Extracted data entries
┄┄┄┄┄┄

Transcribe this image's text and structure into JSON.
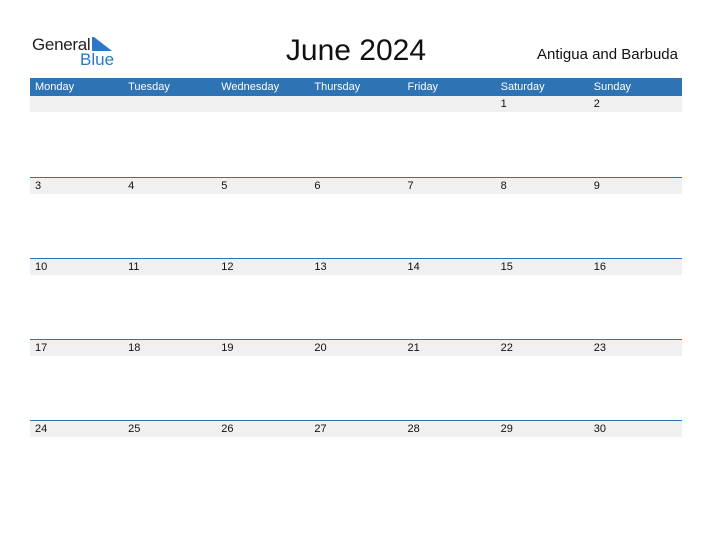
{
  "logo": {
    "general": "General",
    "blue": "Blue"
  },
  "title": "June 2024",
  "country": "Antigua and Barbuda",
  "colors": {
    "accent": "#2e73b4",
    "date_strip": "#f0f0f0"
  },
  "weekdays": [
    "Monday",
    "Tuesday",
    "Wednesday",
    "Thursday",
    "Friday",
    "Saturday",
    "Sunday"
  ],
  "weeks": [
    [
      "",
      "",
      "",
      "",
      "",
      "1",
      "2"
    ],
    [
      "3",
      "4",
      "5",
      "6",
      "7",
      "8",
      "9"
    ],
    [
      "10",
      "11",
      "12",
      "13",
      "14",
      "15",
      "16"
    ],
    [
      "17",
      "18",
      "19",
      "20",
      "21",
      "22",
      "23"
    ],
    [
      "24",
      "25",
      "26",
      "27",
      "28",
      "29",
      "30"
    ]
  ]
}
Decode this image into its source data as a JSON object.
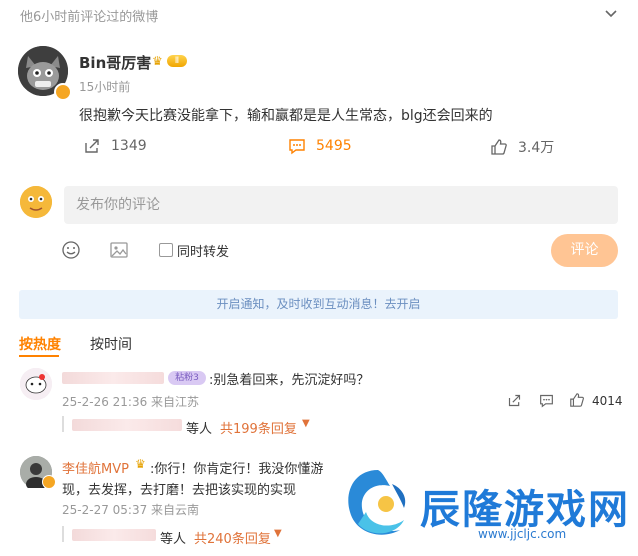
{
  "topbar": {
    "label": "他6小时前评论过的微博"
  },
  "post": {
    "author": "Bin哥厉害",
    "level_badge": "Ⅱ",
    "time": "15小时前",
    "content": "很抱歉今天比赛没能拿下，输和赢都是是人生常态，blg还会回来的",
    "reposts": "1349",
    "comments": "5495",
    "likes": "3.4万"
  },
  "composer": {
    "placeholder": "发布你的评论",
    "repost_label": "同时转发",
    "submit_label": "评论"
  },
  "notice": {
    "text": "开启通知，及时收到互动消息！去开启"
  },
  "sort": {
    "hot": "按热度",
    "time": "按时间"
  },
  "comments": [
    {
      "badge": "粘粉3",
      "text": ":别急着回来，先沉淀好吗？",
      "time": "25-2-26 21:36 来自江苏",
      "likes": "4014",
      "reply_suffix": "等人",
      "reply_count": "共199条回复"
    },
    {
      "author": "李佳航MVP",
      "text": ":你行！你肯定行！我没你懂游",
      "text2": "现，去发挥，去打磨！去把该实现的实现",
      "time": "25-2-27 05:37 来自云南",
      "reply_suffix": "等人",
      "reply_count": "共240条回复"
    }
  ],
  "watermark": {
    "text": "辰隆游戏网",
    "url": "www.jjcljc.com"
  },
  "colors": {
    "accent": "#ff8200",
    "notice_bg": "#eaf3fc",
    "submit_bg": "#ffc594"
  }
}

┄┄┄┄┄┄

AIM: Above are the records. Copy every line in them holding "time".

WRITTEN ANSWER:
    "time": "15小时前",
    "time": "按时间"
      "time": "25-2-26 21:36 来自江苏",
      "time": "25-2-27 05:37 来自云南",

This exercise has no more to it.